EXERCISE AIM: Pull every line holding the string "demand" from the records below.

··· EXTRACTED RECORDS

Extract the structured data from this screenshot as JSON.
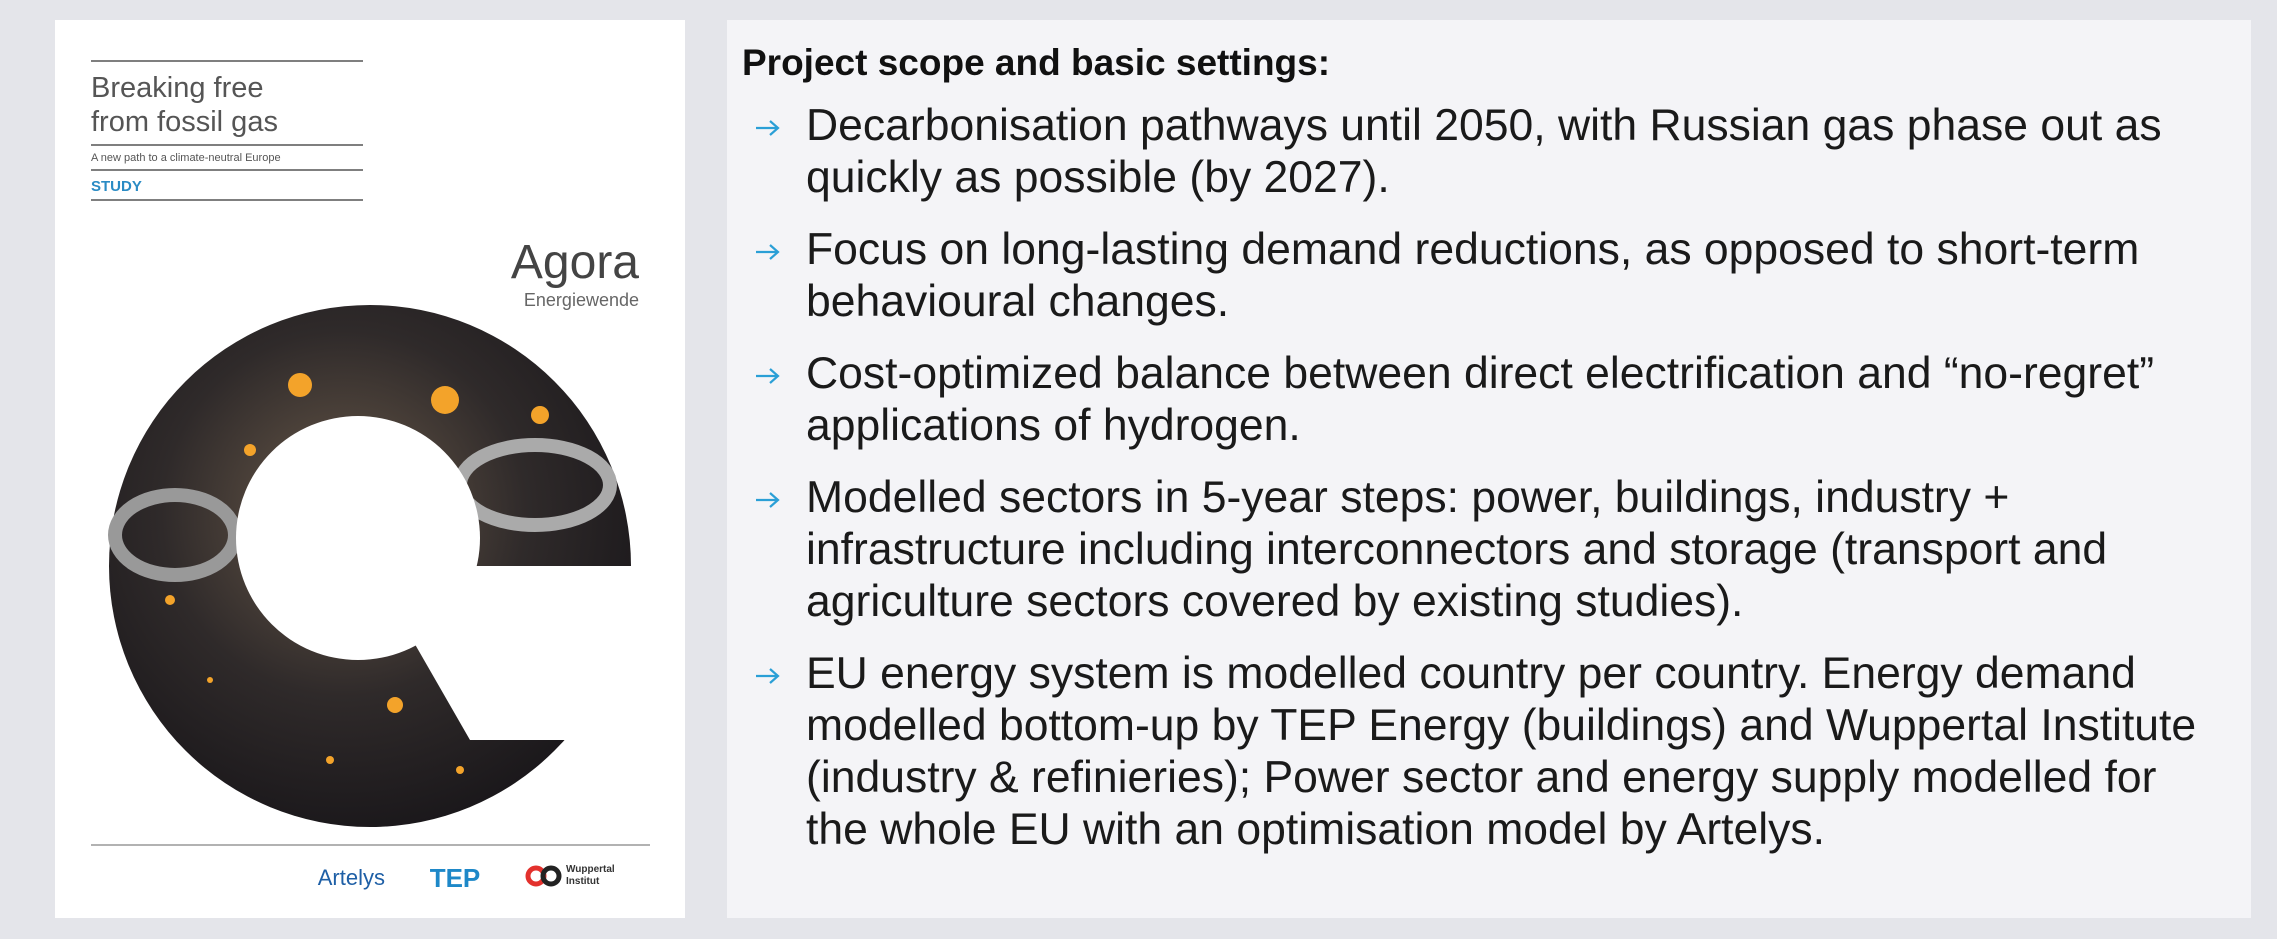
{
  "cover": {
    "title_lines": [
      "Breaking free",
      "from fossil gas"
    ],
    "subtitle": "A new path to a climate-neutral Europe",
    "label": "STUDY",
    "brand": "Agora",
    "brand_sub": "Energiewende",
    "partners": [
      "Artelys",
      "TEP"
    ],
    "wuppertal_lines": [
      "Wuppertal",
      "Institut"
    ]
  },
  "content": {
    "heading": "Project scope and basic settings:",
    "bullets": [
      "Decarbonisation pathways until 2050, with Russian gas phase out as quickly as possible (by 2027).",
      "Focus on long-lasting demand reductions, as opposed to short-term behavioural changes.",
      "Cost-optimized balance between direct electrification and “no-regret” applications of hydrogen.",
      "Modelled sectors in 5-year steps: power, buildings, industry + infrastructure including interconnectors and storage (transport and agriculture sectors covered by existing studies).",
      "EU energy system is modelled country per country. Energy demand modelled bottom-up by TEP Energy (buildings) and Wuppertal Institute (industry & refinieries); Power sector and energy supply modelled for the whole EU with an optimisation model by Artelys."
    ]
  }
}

······
··· EXTRACTED RECORDS

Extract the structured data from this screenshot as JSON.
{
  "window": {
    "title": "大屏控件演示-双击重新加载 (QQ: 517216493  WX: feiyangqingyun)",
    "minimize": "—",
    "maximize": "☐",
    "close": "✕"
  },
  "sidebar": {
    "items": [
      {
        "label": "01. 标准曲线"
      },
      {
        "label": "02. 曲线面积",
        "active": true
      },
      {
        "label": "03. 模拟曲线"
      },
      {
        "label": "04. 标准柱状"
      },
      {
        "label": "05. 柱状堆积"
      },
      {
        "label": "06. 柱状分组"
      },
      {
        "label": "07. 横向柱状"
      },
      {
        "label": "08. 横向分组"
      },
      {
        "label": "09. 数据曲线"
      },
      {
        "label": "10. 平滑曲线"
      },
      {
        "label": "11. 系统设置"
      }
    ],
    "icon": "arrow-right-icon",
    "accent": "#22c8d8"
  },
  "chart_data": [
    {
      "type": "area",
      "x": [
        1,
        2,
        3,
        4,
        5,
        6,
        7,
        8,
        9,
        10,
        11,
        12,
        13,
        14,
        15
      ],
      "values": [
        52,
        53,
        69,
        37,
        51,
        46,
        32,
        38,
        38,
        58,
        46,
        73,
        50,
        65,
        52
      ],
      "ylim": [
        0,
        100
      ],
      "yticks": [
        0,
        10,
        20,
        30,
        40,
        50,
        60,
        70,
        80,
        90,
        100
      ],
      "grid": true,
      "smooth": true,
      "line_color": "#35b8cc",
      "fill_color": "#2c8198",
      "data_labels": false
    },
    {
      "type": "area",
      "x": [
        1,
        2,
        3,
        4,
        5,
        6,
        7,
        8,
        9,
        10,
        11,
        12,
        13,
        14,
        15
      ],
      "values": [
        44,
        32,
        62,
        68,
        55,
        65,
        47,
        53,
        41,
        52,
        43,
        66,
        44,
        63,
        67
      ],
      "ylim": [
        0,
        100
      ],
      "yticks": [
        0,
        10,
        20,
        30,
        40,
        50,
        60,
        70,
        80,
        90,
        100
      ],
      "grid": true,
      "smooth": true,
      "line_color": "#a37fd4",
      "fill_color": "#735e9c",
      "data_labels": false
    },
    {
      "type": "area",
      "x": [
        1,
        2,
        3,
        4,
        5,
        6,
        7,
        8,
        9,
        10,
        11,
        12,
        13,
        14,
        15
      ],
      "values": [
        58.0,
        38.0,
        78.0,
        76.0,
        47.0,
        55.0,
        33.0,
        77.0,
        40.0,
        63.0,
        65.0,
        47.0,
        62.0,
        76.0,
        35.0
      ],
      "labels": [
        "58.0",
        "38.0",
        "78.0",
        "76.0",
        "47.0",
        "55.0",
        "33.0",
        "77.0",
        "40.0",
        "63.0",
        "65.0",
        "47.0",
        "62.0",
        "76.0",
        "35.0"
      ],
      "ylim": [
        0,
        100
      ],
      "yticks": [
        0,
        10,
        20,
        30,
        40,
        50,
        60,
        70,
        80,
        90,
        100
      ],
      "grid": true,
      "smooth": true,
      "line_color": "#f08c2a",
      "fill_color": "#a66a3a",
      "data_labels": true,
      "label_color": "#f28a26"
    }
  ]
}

······
··· EXTRACTED RECORDS

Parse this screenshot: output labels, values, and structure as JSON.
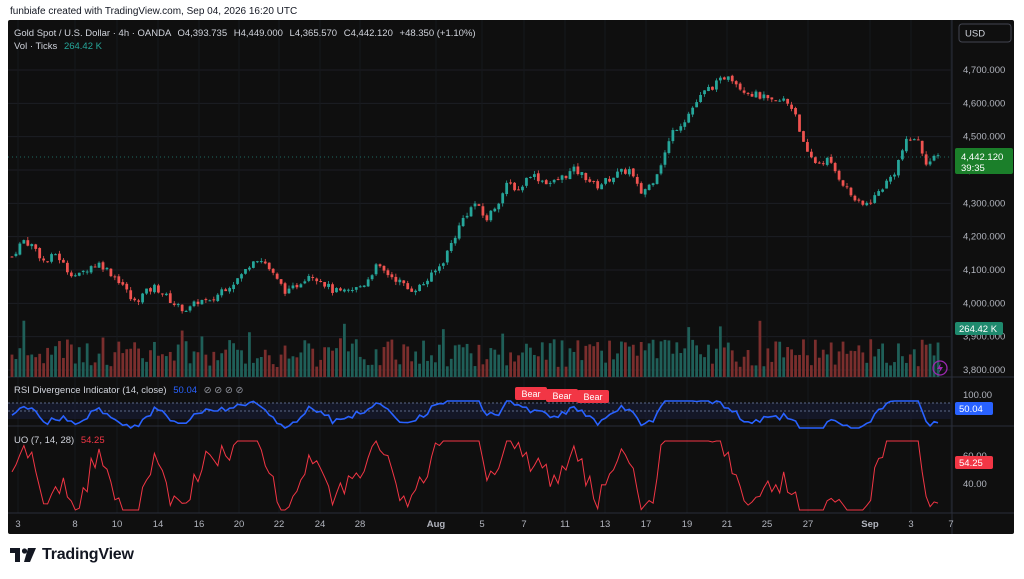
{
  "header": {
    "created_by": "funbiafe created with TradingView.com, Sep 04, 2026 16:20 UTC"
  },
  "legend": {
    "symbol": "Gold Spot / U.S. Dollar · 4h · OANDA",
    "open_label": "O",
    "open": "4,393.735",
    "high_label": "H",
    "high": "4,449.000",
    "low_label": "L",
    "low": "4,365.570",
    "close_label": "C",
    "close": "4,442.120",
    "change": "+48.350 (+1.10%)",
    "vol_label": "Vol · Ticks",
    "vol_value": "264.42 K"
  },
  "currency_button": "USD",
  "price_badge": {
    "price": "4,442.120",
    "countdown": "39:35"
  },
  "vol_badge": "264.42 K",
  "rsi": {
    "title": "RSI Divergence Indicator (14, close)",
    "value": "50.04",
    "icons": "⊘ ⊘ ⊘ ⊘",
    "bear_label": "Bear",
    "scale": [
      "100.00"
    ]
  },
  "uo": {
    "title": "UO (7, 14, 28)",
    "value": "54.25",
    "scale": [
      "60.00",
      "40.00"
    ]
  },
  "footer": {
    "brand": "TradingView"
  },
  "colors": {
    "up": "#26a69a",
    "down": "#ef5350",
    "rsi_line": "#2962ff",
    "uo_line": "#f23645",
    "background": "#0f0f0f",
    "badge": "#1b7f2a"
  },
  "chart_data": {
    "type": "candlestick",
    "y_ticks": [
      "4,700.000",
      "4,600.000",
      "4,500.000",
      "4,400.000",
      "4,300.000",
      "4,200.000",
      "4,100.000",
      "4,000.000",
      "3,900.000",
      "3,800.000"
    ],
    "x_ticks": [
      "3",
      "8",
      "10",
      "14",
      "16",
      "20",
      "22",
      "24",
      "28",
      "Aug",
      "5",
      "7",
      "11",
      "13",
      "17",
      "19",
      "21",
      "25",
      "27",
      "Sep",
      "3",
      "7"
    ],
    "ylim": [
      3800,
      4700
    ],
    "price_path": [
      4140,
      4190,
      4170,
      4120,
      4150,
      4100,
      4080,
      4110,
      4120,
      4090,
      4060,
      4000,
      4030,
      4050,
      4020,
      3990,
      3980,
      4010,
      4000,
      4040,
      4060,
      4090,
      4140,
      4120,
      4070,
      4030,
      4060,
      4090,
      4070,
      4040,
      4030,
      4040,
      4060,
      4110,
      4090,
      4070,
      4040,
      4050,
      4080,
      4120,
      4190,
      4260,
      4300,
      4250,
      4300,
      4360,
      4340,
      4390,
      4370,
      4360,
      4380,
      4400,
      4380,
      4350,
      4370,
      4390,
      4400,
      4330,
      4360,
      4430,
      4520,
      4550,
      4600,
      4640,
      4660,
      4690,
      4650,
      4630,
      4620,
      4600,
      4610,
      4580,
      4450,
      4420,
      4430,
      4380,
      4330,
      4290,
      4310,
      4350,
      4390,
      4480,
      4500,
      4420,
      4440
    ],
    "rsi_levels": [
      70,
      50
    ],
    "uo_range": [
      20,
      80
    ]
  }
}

······

RESPONSE TO THIS TASK:
      "Focus on long-lasting demand reductions, as opposed to short-term behavioural changes.",
      "EU energy system is modelled country per country. Energy demand modelled bottom-up by TEP Energy (buildings) and Wuppertal Institute (industry & refinieries); Power sector and energy supply modelled for the whole EU with an optimisation model by Artelys."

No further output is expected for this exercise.